>> Begin Records to use

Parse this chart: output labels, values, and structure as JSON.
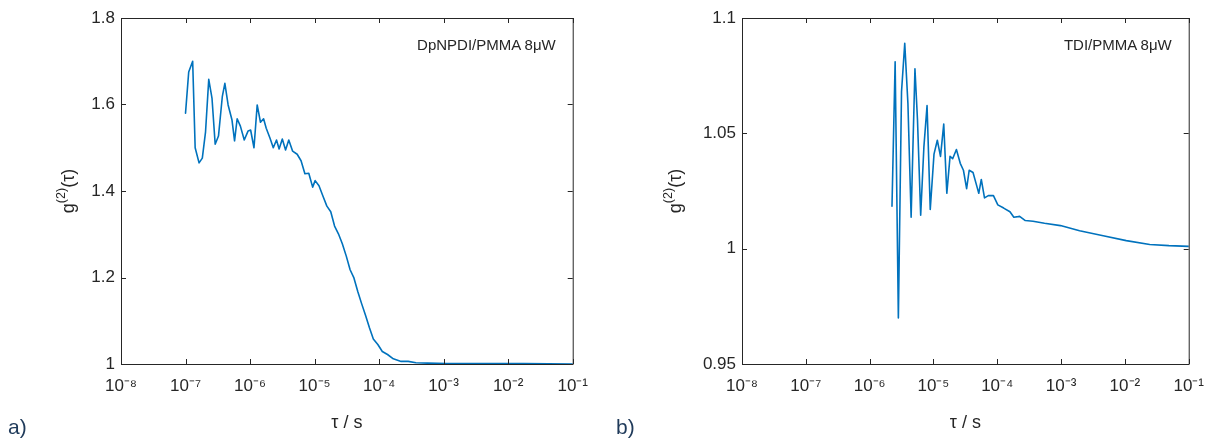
{
  "chart_data": [
    {
      "type": "line",
      "xlabel": "τ / s",
      "ylabel": "g$^{(2)}$(τ)",
      "log": "x",
      "annotations": [
        "DpNPDI/PMMA 8μW",
        "a)"
      ],
      "xlim": [
        1e-08,
        0.1
      ],
      "ylim": [
        1,
        1.8
      ],
      "xticks": [
        {
          "value": 1e-08,
          "label": "10⁻⁸"
        },
        {
          "value": 1e-07,
          "label": "10⁻⁷"
        },
        {
          "value": 1e-06,
          "label": "10⁻⁶"
        },
        {
          "value": 1e-05,
          "label": "10⁻⁵"
        },
        {
          "value": 0.0001,
          "label": "10⁻⁴"
        },
        {
          "value": 0.001,
          "label": "10⁻³"
        },
        {
          "value": 0.01,
          "label": "10⁻²"
        },
        {
          "value": 0.1,
          "label": "10⁻¹"
        }
      ],
      "yticks": [
        1,
        1.2,
        1.4,
        1.6,
        1.8
      ],
      "series": [
        {
          "color": "#0072bd",
          "x": [
            1e-07,
            1.12e-07,
            1.29e-07,
            1.41e-07,
            1.62e-07,
            1.82e-07,
            2.04e-07,
            2.29e-07,
            2.57e-07,
            2.88e-07,
            3.24e-07,
            3.72e-07,
            4.07e-07,
            4.57e-07,
            5.25e-07,
            5.75e-07,
            6.31e-07,
            7.08e-07,
            8.13e-07,
            9.33e-07,
            1.02e-06,
            1.15e-06,
            1.29e-06,
            1.45e-06,
            1.62e-06,
            1.78e-06,
            2.04e-06,
            2.29e-06,
            2.57e-06,
            2.82e-06,
            3.16e-06,
            3.55e-06,
            3.98e-06,
            4.57e-06,
            5.37e-06,
            6.17e-06,
            7.08e-06,
            8.13e-06,
            9.33e-06,
            1.02e-05,
            1.17e-05,
            1.35e-05,
            1.55e-05,
            1.78e-05,
            2.04e-05,
            2.34e-05,
            2.69e-05,
            3.09e-05,
            3.55e-05,
            4.07e-05,
            4.68e-05,
            5.37e-05,
            6.17e-05,
            7.08e-05,
            8.13e-05,
            9.55e-05,
            0.000112,
            0.000135,
            0.000166,
            0.000219,
            0.000282,
            0.000372,
            0.000562,
            0.00112,
            0.00447,
            0.0174,
            0.1
          ],
          "values": [
            1.58,
            1.675,
            1.7,
            1.5,
            1.465,
            1.476,
            1.536,
            1.658,
            1.615,
            1.508,
            1.527,
            1.619,
            1.649,
            1.599,
            1.564,
            1.516,
            1.567,
            1.55,
            1.518,
            1.539,
            1.541,
            1.5,
            1.599,
            1.559,
            1.567,
            1.545,
            1.522,
            1.5,
            1.518,
            1.497,
            1.52,
            1.495,
            1.518,
            1.492,
            1.485,
            1.47,
            1.44,
            1.441,
            1.409,
            1.424,
            1.412,
            1.388,
            1.365,
            1.352,
            1.319,
            1.301,
            1.278,
            1.25,
            1.218,
            1.199,
            1.167,
            1.139,
            1.112,
            1.084,
            1.058,
            1.045,
            1.029,
            1.022,
            1.012,
            1.006,
            1.006,
            1.003,
            1.002,
            1.001,
            1.001,
            1.001,
            1.0
          ]
        }
      ]
    },
    {
      "type": "line",
      "xlabel": "τ / s",
      "ylabel": "g$^{(2)}$(τ)",
      "log": "x",
      "annotations": [
        "TDI/PMMA 8μW",
        "b)"
      ],
      "xlim": [
        1e-08,
        0.1
      ],
      "ylim": [
        0.95,
        1.1
      ],
      "xticks": [
        {
          "value": 1e-08,
          "label": "10⁻⁸"
        },
        {
          "value": 1e-07,
          "label": "10⁻⁷"
        },
        {
          "value": 1e-06,
          "label": "10⁻⁶"
        },
        {
          "value": 1e-05,
          "label": "10⁻⁵"
        },
        {
          "value": 0.0001,
          "label": "10⁻⁴"
        },
        {
          "value": 0.001,
          "label": "10⁻³"
        },
        {
          "value": 0.01,
          "label": "10⁻²"
        },
        {
          "value": 0.1,
          "label": "10⁻¹"
        }
      ],
      "yticks": [
        0.95,
        1,
        1.05,
        1.1
      ],
      "series": [
        {
          "color": "#0072bd",
          "x": [
            2.24e-06,
            2.51e-06,
            2.82e-06,
            3.16e-06,
            3.55e-06,
            3.98e-06,
            4.47e-06,
            5.13e-06,
            5.62e-06,
            6.31e-06,
            7.08e-06,
            7.94e-06,
            8.91e-06,
            1.02e-05,
            1.15e-05,
            1.29e-05,
            1.45e-05,
            1.62e-05,
            1.82e-05,
            2e-05,
            2.29e-05,
            2.63e-05,
            2.95e-05,
            3.31e-05,
            3.63e-05,
            4.17e-05,
            4.79e-05,
            5.13e-05,
            5.62e-05,
            6.31e-05,
            7.24e-05,
            8.71e-05,
            0.000102,
            0.000126,
            0.000158,
            0.000182,
            0.000224,
            0.000275,
            0.000363,
            0.00055,
            0.000977,
            0.00195,
            0.00457,
            0.0105,
            0.0245,
            0.049,
            0.1
          ],
          "values": [
            1.0184,
            1.081,
            0.97,
            1.068,
            1.089,
            1.063,
            1.0136,
            1.078,
            1.056,
            1.0145,
            1.044,
            1.062,
            1.017,
            1.041,
            1.047,
            1.04,
            1.054,
            1.024,
            1.04,
            1.039,
            1.043,
            1.037,
            1.034,
            1.026,
            1.034,
            1.033,
            1.027,
            1.024,
            1.03,
            1.022,
            1.023,
            1.023,
            1.019,
            1.0176,
            1.016,
            1.0136,
            1.014,
            1.0122,
            1.0119,
            1.011,
            1.01,
            1.0078,
            1.0056,
            1.0035,
            1.0018,
            1.0013,
            1.001
          ]
        }
      ]
    }
  ]
}
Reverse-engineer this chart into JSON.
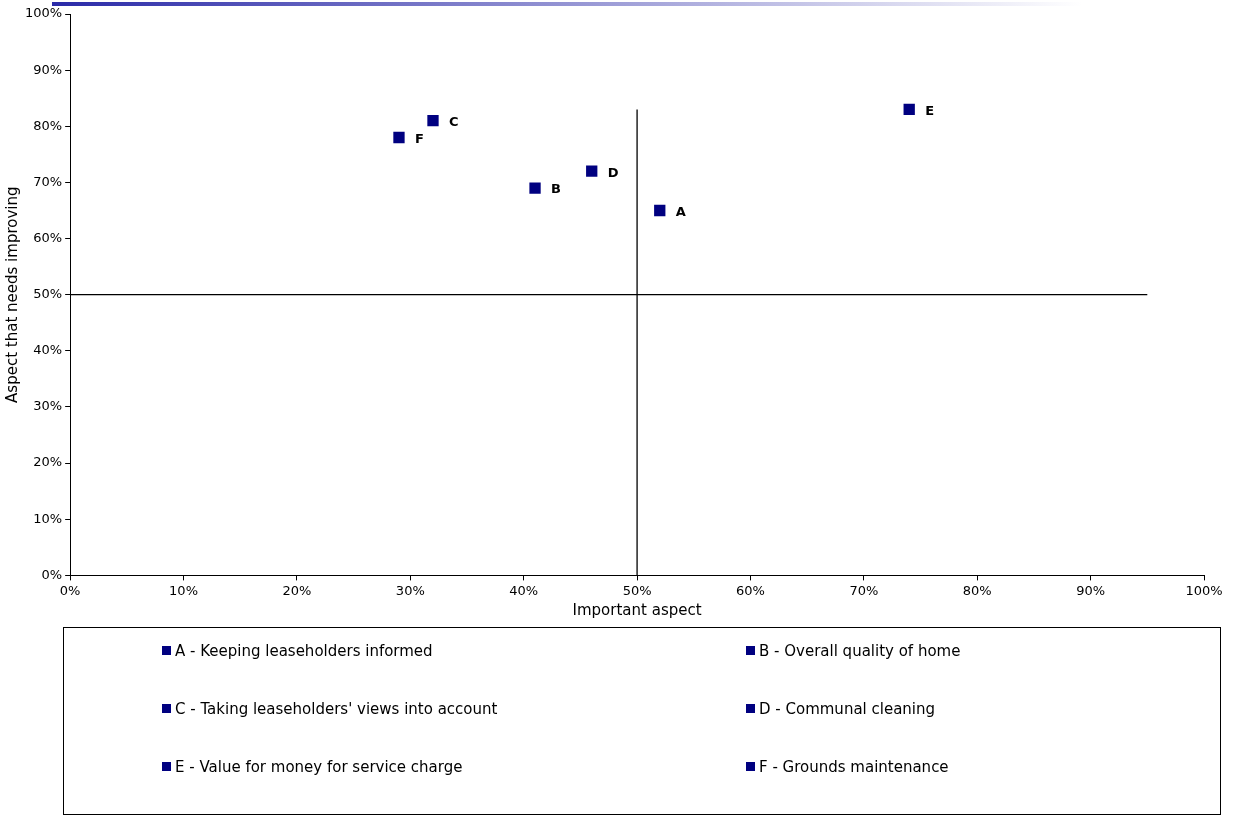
{
  "chart_data": {
    "type": "scatter",
    "xlabel": "Important aspect",
    "ylabel": "Aspect that needs improving",
    "xlim": [
      0,
      100
    ],
    "ylim": [
      0,
      100
    ],
    "xticks": [
      {
        "value": 0,
        "label": "0%"
      },
      {
        "value": 10,
        "label": "10%"
      },
      {
        "value": 20,
        "label": "20%"
      },
      {
        "value": 30,
        "label": "30%"
      },
      {
        "value": 40,
        "label": "40%"
      },
      {
        "value": 50,
        "label": "50%"
      },
      {
        "value": 60,
        "label": "60%"
      },
      {
        "value": 70,
        "label": "70%"
      },
      {
        "value": 80,
        "label": "80%"
      },
      {
        "value": 90,
        "label": "90%"
      },
      {
        "value": 100,
        "label": "100%"
      }
    ],
    "yticks": [
      {
        "value": 0,
        "label": "0%"
      },
      {
        "value": 10,
        "label": "10%"
      },
      {
        "value": 20,
        "label": "20%"
      },
      {
        "value": 30,
        "label": "30%"
      },
      {
        "value": 40,
        "label": "40%"
      },
      {
        "value": 50,
        "label": "50%"
      },
      {
        "value": 60,
        "label": "60%"
      },
      {
        "value": 70,
        "label": "70%"
      },
      {
        "value": 80,
        "label": "80%"
      },
      {
        "value": 90,
        "label": "90%"
      },
      {
        "value": 100,
        "label": "100%"
      }
    ],
    "grid": false,
    "legend": "bottom",
    "marker": "square",
    "series": [
      {
        "name": "A - Keeping leaseholders informed",
        "color": "#000080",
        "x": [
          52
        ],
        "values": [
          65
        ]
      },
      {
        "name": "B - Overall quality of home",
        "color": "#000080",
        "x": [
          41
        ],
        "values": [
          69
        ]
      },
      {
        "name": "C - Taking leaseholders' views into account",
        "color": "#000080",
        "x": [
          32
        ],
        "values": [
          81
        ]
      },
      {
        "name": "D - Communal cleaning",
        "color": "#000080",
        "x": [
          46
        ],
        "values": [
          72
        ]
      },
      {
        "name": "E - Value for money for service charge",
        "color": "#000080",
        "x": [
          74
        ],
        "values": [
          83
        ]
      },
      {
        "name": "F - Grounds maintenance",
        "color": "#000080",
        "x": [
          29
        ],
        "values": [
          78
        ]
      },
      {
        "type": "line",
        "color": "#000000",
        "marker": "none",
        "x": [
          50,
          50
        ],
        "values": [
          0,
          83
        ]
      },
      {
        "type": "line",
        "color": "#000000",
        "marker": "none",
        "x": [
          0,
          95
        ],
        "values": [
          50,
          50
        ]
      }
    ],
    "annotations": [
      {
        "text": "A",
        "x": 52,
        "y": 65
      },
      {
        "text": "B",
        "x": 41,
        "y": 69
      },
      {
        "text": "C",
        "x": 32,
        "y": 81
      },
      {
        "text": "D",
        "x": 46,
        "y": 72
      },
      {
        "text": "E",
        "x": 74,
        "y": 83
      },
      {
        "text": "F",
        "x": 29,
        "y": 78
      }
    ]
  }
}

>> End Records to use

**Exercise task:**
Check each line of the entries above, and show every one holding the word "text".

**Solution to this exercise:**
        "text": "A",
        "text": "B",
        "text": "C",
        "text": "D",
        "text": "E",
        "text": "F",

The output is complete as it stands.